**Task goal**
Going through the material below, please gather all lines with the word "true" in them.

**Material for this task**
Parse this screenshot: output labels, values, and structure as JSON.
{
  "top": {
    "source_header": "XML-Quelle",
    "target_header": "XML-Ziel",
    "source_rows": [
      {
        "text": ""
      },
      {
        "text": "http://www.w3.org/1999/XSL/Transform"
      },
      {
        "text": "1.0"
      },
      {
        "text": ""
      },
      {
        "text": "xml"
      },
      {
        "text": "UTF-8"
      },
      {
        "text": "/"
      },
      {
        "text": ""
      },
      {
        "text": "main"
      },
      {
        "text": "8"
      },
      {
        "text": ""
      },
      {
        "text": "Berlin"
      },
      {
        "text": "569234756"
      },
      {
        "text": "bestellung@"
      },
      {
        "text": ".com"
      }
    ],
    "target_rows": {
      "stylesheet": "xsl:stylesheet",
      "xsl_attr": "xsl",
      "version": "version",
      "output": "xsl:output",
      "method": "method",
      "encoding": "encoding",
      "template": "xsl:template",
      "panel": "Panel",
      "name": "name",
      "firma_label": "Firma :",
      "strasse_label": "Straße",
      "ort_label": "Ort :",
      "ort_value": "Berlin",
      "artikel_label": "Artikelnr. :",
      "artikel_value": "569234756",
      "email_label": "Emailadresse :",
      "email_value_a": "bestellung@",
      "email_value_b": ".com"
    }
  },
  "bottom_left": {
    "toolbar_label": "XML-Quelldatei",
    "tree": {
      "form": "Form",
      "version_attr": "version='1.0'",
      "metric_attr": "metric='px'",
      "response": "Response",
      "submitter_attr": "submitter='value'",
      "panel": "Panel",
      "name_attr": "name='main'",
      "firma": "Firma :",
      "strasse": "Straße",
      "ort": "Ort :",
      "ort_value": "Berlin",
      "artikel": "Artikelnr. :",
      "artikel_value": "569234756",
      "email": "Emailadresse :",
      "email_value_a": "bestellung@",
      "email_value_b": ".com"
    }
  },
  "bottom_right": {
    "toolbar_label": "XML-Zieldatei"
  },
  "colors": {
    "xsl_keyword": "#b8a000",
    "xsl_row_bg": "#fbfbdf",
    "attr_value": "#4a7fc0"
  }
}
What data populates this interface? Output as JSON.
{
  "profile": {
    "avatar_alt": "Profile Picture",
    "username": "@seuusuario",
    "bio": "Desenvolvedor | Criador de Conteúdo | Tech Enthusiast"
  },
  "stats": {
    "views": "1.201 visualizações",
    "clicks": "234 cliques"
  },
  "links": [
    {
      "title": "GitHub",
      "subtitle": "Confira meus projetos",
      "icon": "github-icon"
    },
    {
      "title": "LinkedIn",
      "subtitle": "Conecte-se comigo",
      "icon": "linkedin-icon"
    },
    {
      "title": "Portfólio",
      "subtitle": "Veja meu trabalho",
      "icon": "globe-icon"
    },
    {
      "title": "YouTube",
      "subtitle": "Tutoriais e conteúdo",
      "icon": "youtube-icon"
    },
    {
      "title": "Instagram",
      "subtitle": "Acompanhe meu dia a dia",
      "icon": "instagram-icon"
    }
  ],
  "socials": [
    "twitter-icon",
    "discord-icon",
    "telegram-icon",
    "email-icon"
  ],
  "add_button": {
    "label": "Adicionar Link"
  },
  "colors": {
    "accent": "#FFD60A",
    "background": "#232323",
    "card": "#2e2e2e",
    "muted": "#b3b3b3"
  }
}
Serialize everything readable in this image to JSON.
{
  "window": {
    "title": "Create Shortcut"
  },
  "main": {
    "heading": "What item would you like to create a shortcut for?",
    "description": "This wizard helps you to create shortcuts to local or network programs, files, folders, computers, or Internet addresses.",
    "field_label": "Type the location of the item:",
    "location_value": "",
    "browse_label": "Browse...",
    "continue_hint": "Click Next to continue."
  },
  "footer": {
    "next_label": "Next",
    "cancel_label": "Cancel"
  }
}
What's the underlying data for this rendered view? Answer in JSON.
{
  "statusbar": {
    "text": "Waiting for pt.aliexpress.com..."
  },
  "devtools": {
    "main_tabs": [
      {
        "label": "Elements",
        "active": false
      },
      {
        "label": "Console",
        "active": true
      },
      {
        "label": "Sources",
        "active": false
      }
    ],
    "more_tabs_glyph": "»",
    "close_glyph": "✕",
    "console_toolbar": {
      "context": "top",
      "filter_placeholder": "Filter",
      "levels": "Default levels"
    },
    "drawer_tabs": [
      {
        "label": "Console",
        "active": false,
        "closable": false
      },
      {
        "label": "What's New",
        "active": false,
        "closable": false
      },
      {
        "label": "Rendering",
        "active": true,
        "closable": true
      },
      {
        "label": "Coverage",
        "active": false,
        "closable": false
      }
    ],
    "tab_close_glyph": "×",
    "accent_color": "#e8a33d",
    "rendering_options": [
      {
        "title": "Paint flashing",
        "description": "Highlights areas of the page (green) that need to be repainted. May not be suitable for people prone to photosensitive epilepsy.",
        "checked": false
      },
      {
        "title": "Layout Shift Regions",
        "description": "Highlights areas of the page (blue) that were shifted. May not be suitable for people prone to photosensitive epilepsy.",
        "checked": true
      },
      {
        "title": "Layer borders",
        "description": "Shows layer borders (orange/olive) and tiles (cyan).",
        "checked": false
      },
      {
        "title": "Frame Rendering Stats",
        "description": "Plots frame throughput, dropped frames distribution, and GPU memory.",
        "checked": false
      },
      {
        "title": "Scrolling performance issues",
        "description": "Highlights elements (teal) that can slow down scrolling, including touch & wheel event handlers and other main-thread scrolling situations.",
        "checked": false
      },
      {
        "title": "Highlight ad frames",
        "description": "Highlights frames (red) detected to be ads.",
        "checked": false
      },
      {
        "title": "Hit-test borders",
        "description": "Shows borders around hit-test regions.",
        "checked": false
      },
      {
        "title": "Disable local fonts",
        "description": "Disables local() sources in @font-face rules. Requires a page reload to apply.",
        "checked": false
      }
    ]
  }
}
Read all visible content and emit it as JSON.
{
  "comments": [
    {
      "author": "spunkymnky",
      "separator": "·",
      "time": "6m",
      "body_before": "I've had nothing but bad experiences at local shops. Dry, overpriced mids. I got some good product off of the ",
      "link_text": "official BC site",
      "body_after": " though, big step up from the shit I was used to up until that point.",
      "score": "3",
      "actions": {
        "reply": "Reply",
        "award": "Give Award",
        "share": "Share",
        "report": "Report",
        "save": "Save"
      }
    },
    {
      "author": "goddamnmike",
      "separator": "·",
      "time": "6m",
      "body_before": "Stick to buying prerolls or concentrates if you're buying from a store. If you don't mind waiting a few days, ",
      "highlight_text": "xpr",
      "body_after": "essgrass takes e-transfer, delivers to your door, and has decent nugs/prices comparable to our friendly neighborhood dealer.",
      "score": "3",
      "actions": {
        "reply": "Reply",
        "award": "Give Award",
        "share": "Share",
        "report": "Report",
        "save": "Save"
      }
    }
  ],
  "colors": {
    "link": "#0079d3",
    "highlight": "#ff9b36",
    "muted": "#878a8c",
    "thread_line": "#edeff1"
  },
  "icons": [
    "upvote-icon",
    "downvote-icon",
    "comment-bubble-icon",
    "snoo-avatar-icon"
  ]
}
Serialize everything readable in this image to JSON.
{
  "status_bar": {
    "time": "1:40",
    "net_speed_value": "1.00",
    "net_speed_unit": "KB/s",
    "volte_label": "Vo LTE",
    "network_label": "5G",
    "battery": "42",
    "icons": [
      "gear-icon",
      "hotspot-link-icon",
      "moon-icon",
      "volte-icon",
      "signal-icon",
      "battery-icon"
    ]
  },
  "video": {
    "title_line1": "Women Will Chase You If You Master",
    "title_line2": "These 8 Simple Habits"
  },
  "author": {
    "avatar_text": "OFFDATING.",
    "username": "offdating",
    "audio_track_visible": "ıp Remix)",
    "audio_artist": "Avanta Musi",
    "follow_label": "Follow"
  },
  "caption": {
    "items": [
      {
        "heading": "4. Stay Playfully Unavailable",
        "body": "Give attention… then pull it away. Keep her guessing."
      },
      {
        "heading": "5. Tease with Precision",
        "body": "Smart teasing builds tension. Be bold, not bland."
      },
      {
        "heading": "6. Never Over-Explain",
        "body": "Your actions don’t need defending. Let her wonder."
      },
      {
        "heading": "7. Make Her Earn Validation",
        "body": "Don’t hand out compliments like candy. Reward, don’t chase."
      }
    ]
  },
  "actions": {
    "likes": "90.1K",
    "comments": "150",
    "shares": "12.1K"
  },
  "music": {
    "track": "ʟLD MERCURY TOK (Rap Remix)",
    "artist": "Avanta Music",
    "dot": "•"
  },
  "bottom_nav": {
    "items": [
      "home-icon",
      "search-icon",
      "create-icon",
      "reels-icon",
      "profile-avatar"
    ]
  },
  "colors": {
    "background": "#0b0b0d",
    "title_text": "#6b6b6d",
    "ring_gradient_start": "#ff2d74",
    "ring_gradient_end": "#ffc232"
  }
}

**Solution for this problem**
        "active": true
        "active": true,
        "closable": true
        "checked": true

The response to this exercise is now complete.